**What is being asked:** Copy all the material that follows, keeping every character the same.

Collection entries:
....
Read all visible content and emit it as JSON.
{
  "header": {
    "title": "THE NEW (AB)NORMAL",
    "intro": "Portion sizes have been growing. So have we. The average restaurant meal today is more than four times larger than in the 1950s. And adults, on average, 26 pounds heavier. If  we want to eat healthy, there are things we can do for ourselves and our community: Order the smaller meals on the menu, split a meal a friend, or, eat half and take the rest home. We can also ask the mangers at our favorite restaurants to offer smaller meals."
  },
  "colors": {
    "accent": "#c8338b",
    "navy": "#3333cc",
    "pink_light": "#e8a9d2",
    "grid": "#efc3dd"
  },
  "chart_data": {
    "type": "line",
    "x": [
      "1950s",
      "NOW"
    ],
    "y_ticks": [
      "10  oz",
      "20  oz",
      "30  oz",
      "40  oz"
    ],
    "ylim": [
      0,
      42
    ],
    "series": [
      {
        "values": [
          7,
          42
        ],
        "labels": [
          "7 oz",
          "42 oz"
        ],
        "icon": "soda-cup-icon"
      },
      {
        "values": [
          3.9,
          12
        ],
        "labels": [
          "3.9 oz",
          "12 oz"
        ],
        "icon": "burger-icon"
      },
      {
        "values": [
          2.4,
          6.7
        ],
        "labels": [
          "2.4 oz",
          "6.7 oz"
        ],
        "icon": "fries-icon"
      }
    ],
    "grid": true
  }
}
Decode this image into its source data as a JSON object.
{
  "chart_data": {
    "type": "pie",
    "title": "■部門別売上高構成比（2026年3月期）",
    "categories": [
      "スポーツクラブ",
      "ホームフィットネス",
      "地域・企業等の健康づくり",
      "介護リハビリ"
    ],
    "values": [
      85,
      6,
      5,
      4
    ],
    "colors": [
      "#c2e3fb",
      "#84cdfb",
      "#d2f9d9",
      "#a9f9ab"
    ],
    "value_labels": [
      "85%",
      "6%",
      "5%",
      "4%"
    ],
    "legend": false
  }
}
....
**Response to this task:**
Read all visible content and emit it as JSON.
{
  "header": {
    "title": "THE NEW (AB)NORMAL",
    "intro": "Portion sizes have been growing. So have we. The average restaurant meal today is more than four times larger than in the 1950s. And adults, on average, 26 pounds heavier. If  we want to eat healthy, there are things we can do for ourselves and our community: Order the smaller meals on the menu, split a meal a friend, or, eat half and take the rest home. We can also ask the mangers at our favorite restaurants to offer smaller meals."
  },
  "colors": {
    "accent": "#c8338b",
    "navy": "#3333cc",
    "pink_light": "#e8a9d2",
    "grid": "#efc3dd"
  },
  "chart_data": {
    "type": "line",
    "x": [
      "1950s",
      "NOW"
    ],
    "y_ticks": [
      "10  oz",
      "20  oz",
      "30  oz",
      "40  oz"
    ],
    "ylim": [
      0,
      42
    ],
    "series": [
      {
        "values": [
          7,
          42
        ],
        "labels": [
          "7 oz",
          "42 oz"
        ],
        "icon": "soda-cup-icon"
      },
      {
        "values": [
          3.9,
          12
        ],
        "labels": [
          "3.9 oz",
          "12 oz"
        ],
        "icon": "burger-icon"
      },
      {
        "values": [
          2.4,
          6.7
        ],
        "labels": [
          "2.4 oz",
          "6.7 oz"
        ],
        "icon": "fries-icon"
      }
    ],
    "grid": true
  }
}
Decode this image into its source data as a JSON object.
{
  "chart_data": {
    "type": "pie",
    "title": "■部門別売上高構成比（2026年3月期）",
    "categories": [
      "スポーツクラブ",
      "ホームフィットネス",
      "地域・企業等の健康づくり",
      "介護リハビリ"
    ],
    "values": [
      85,
      6,
      5,
      4
    ],
    "colors": [
      "#c2e3fb",
      "#84cdfb",
      "#d2f9d9",
      "#a9f9ab"
    ],
    "value_labels": [
      "85%",
      "6%",
      "5%",
      "4%"
    ],
    "legend": false
  }
}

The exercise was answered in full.